Exercise goal —
Which lines hold the word "ylabel"? Copy each one.

Materials provided —
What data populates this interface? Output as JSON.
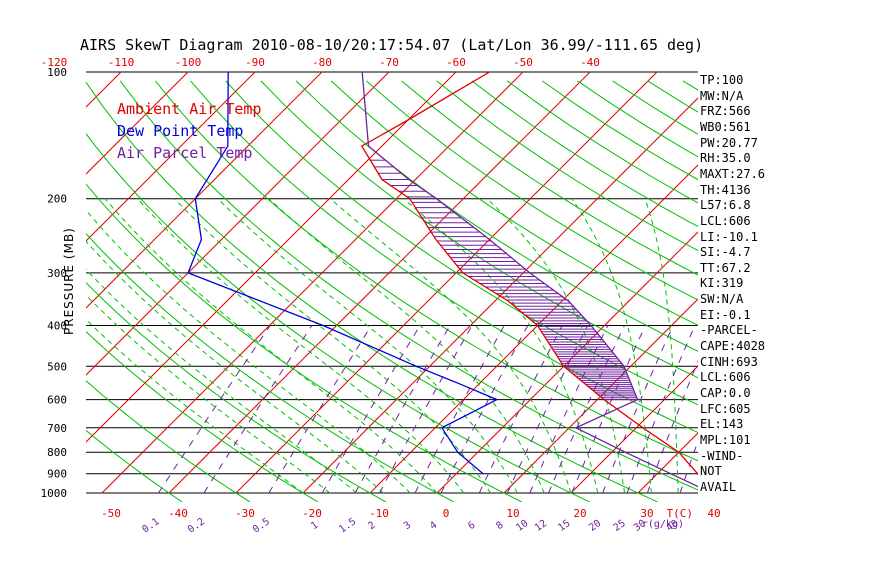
{
  "title": "AIRS SkewT Diagram 2010-08-10/20:17:54.07 (Lat/Lon 36.99/-111.65 deg)",
  "ylabel": "PRESSURE (MB)",
  "xlabel_unit": "T(C)",
  "mix_unit": "r(g/kg)",
  "legend": {
    "ambient": "Ambient Air Temp",
    "dewpoint": "Dew Point Temp",
    "parcel": "Air Parcel Temp"
  },
  "colors": {
    "ambient": "#e00000",
    "dewpoint": "#0000e0",
    "parcel": "#7020a0",
    "isotherm": "#e00000",
    "dry_adiabat": "#00c000",
    "moist_adiabat": "#00c000",
    "mixing_ratio": "#7020a0",
    "isobar": "#000000"
  },
  "indices": [
    "TP:100",
    "MW:N/A",
    "FRZ:566",
    "WB0:561",
    "PW:20.77",
    "RH:35.0",
    "MAXT:27.6",
    "TH:4136",
    "L57:6.8",
    "LCL:606",
    "LI:-10.1",
    "SI:-4.7",
    "TT:67.2",
    "KI:319",
    "SW:N/A",
    "EI:-0.1",
    "-PARCEL-",
    "CAPE:4028",
    "CINH:693",
    "LCL:606",
    "CAP:0.0",
    "LFC:605",
    "EL:143",
    "MPL:101",
    "-WIND-",
    "NOT",
    "AVAIL"
  ],
  "chart_data": {
    "type": "line",
    "title": "AIRS SkewT Diagram 2010-08-10/20:17:54.07 (Lat/Lon 36.99/-111.65 deg)",
    "xlabel": "T(C)",
    "ylabel": "PRESSURE (MB)",
    "y_scale": "log",
    "ylim": [
      1000,
      100
    ],
    "bottom_ticks": [
      "-50",
      "-40",
      "-30",
      "-20",
      "-10",
      "0",
      "10",
      "20",
      "30",
      "40"
    ],
    "top_ticks": [
      "-120",
      "-110",
      "-100",
      "-90",
      "-80",
      "-70",
      "-60",
      "-50",
      "-40"
    ],
    "pressure_ticks": [
      "100",
      "200",
      "300",
      "400",
      "500",
      "600",
      "700",
      "800",
      "900",
      "1000"
    ],
    "mixing_ratio_labels": [
      "0.1",
      "0.2",
      "0.5",
      "1",
      "1.5",
      "2",
      "3",
      "4",
      "6",
      "8",
      "10",
      "12",
      "15",
      "20",
      "25",
      "30",
      "40"
    ],
    "series": [
      {
        "name": "Ambient Air Temp",
        "points": [
          {
            "p": 1000,
            "t": 41
          },
          {
            "p": 900,
            "t": 36
          },
          {
            "p": 800,
            "t": 30
          },
          {
            "p": 700,
            "t": 21
          },
          {
            "p": 600,
            "t": 11
          },
          {
            "p": 500,
            "t": 0
          },
          {
            "p": 400,
            "t": -10
          },
          {
            "p": 350,
            "t": -18
          },
          {
            "p": 300,
            "t": -29
          },
          {
            "p": 250,
            "t": -38
          },
          {
            "p": 200,
            "t": -48
          },
          {
            "p": 180,
            "t": -55
          },
          {
            "p": 150,
            "t": -63
          },
          {
            "p": 130,
            "t": -60
          },
          {
            "p": 100,
            "t": -55
          }
        ]
      },
      {
        "name": "Dew Point Temp",
        "points": [
          {
            "p": 900,
            "t": 4
          },
          {
            "p": 800,
            "t": -3
          },
          {
            "p": 700,
            "t": -9
          },
          {
            "p": 600,
            "t": -5
          },
          {
            "p": 550,
            "t": -13
          },
          {
            "p": 500,
            "t": -22
          },
          {
            "p": 400,
            "t": -42
          },
          {
            "p": 300,
            "t": -70
          },
          {
            "p": 250,
            "t": -73
          },
          {
            "p": 200,
            "t": -80
          },
          {
            "p": 150,
            "t": -83
          },
          {
            "p": 100,
            "t": -94
          }
        ]
      },
      {
        "name": "Air Parcel Temp",
        "points": [
          {
            "p": 1000,
            "t": 41
          },
          {
            "p": 800,
            "t": 22
          },
          {
            "p": 700,
            "t": 11
          },
          {
            "p": 600,
            "t": 16
          },
          {
            "p": 500,
            "t": 9
          },
          {
            "p": 400,
            "t": -2
          },
          {
            "p": 350,
            "t": -9
          },
          {
            "p": 300,
            "t": -19
          },
          {
            "p": 250,
            "t": -30
          },
          {
            "p": 200,
            "t": -44
          },
          {
            "p": 180,
            "t": -51
          },
          {
            "p": 150,
            "t": -62
          },
          {
            "p": 100,
            "t": -74
          }
        ]
      }
    ]
  }
}
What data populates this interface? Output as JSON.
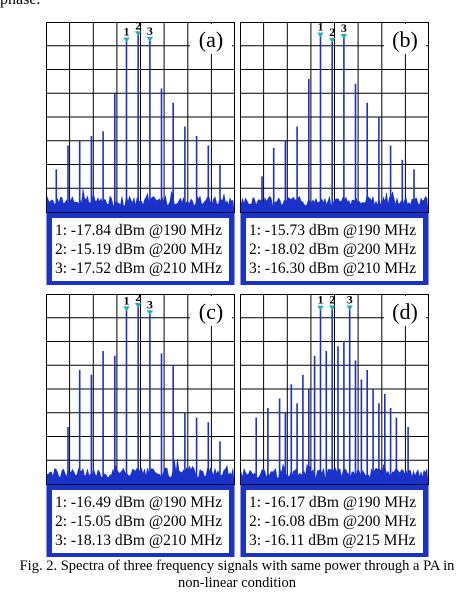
{
  "top_fragment": "phase.",
  "caption": {
    "line1": "Fig. 2.   Spectra of three frequency signals with same power through a PA in",
    "line2": "non-linear condition"
  },
  "colors": {
    "trace": "#1a32c8",
    "marker": "#19b3b3",
    "grid": "#000000",
    "legend_bg": "#ffffff"
  },
  "chart_data": [
    {
      "type": "bar",
      "panel_label": "(a)",
      "markers": [
        {
          "label": "1",
          "x": 190,
          "y": -17.84
        },
        {
          "label": "2",
          "x": 200,
          "y": -15.19
        },
        {
          "label": "3",
          "x": 210,
          "y": -17.52
        }
      ],
      "readouts": [
        "1: -17.84 dBm @190 MHz",
        "2: -15.19 dBm @200 MHz",
        "3: -17.52 dBm @210 MHz"
      ],
      "x": [
        130,
        140,
        150,
        160,
        170,
        180,
        190,
        200,
        210,
        220,
        230,
        240,
        250,
        260,
        270
      ],
      "values": [
        -72,
        -62,
        -60,
        -58,
        -56,
        -40,
        -17.84,
        -15.19,
        -17.52,
        -38,
        -44,
        -54,
        -58,
        -62,
        -70
      ],
      "xlim": [
        122,
        282
      ],
      "ylim": [
        -90,
        -10
      ],
      "grid": true
    },
    {
      "type": "bar",
      "panel_label": "(b)",
      "markers": [
        {
          "label": "1",
          "x": 190,
          "y": -15.73
        },
        {
          "label": "2",
          "x": 200,
          "y": -18.02
        },
        {
          "label": "3",
          "x": 210,
          "y": -16.3
        }
      ],
      "readouts": [
        "1: -15.73 dBm @190 MHz",
        "2: -18.02 dBm @200 MHz",
        "3: -16.30 dBm @210 MHz"
      ],
      "x": [
        140,
        150,
        160,
        170,
        180,
        190,
        200,
        210,
        220,
        230,
        240,
        250,
        260,
        270
      ],
      "values": [
        -75,
        -63,
        -60,
        -54,
        -34,
        -15.73,
        -18.02,
        -16.3,
        -36,
        -44,
        -50,
        -62,
        -68,
        -72
      ],
      "xlim": [
        122,
        282
      ],
      "ylim": [
        -90,
        -10
      ],
      "grid": true
    },
    {
      "type": "bar",
      "panel_label": "(c)",
      "markers": [
        {
          "label": "1",
          "x": 190,
          "y": -16.49
        },
        {
          "label": "2",
          "x": 200,
          "y": -15.05
        },
        {
          "label": "3",
          "x": 210,
          "y": -18.13
        }
      ],
      "readouts": [
        "1: -16.49 dBm @190 MHz",
        "2: -15.05 dBm @200 MHz",
        "3: -18.13 dBm @210 MHz"
      ],
      "x": [
        140,
        150,
        160,
        170,
        180,
        190,
        200,
        210,
        220,
        230,
        240,
        250,
        260,
        270
      ],
      "values": [
        -66,
        -42,
        -44,
        -34,
        -36,
        -16.49,
        -15.05,
        -18.13,
        -35,
        -40,
        -60,
        -62,
        -64,
        -72
      ],
      "xlim": [
        122,
        282
      ],
      "ylim": [
        -90,
        -10
      ],
      "grid": true
    },
    {
      "type": "bar",
      "panel_label": "(d)",
      "markers": [
        {
          "label": "1",
          "x": 190,
          "y": -16.17
        },
        {
          "label": "2",
          "x": 200,
          "y": -16.08
        },
        {
          "label": "3",
          "x": 215,
          "y": -16.11
        }
      ],
      "readouts": [
        "1: -16.17 dBm @190 MHz",
        "2: -16.08 dBm @200 MHz",
        "3: -16.11 dBm @215 MHz"
      ],
      "x": [
        135,
        145,
        155,
        160,
        165,
        170,
        175,
        180,
        185,
        190,
        195,
        200,
        205,
        210,
        215,
        220,
        225,
        230,
        235,
        240,
        245,
        250,
        255,
        265
      ],
      "values": [
        -62,
        -58,
        -54,
        -60,
        -48,
        -56,
        -44,
        -50,
        -36,
        -16.17,
        -34,
        -16.08,
        -32,
        -30,
        -16.11,
        -38,
        -46,
        -42,
        -50,
        -56,
        -52,
        -58,
        -62,
        -66
      ],
      "xlim": [
        122,
        282
      ],
      "ylim": [
        -90,
        -10
      ],
      "grid": true
    }
  ]
}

Full response —
  "ylabel": "PRESSURE (MB)",
    "ylabel": "PRESSURE (MB)",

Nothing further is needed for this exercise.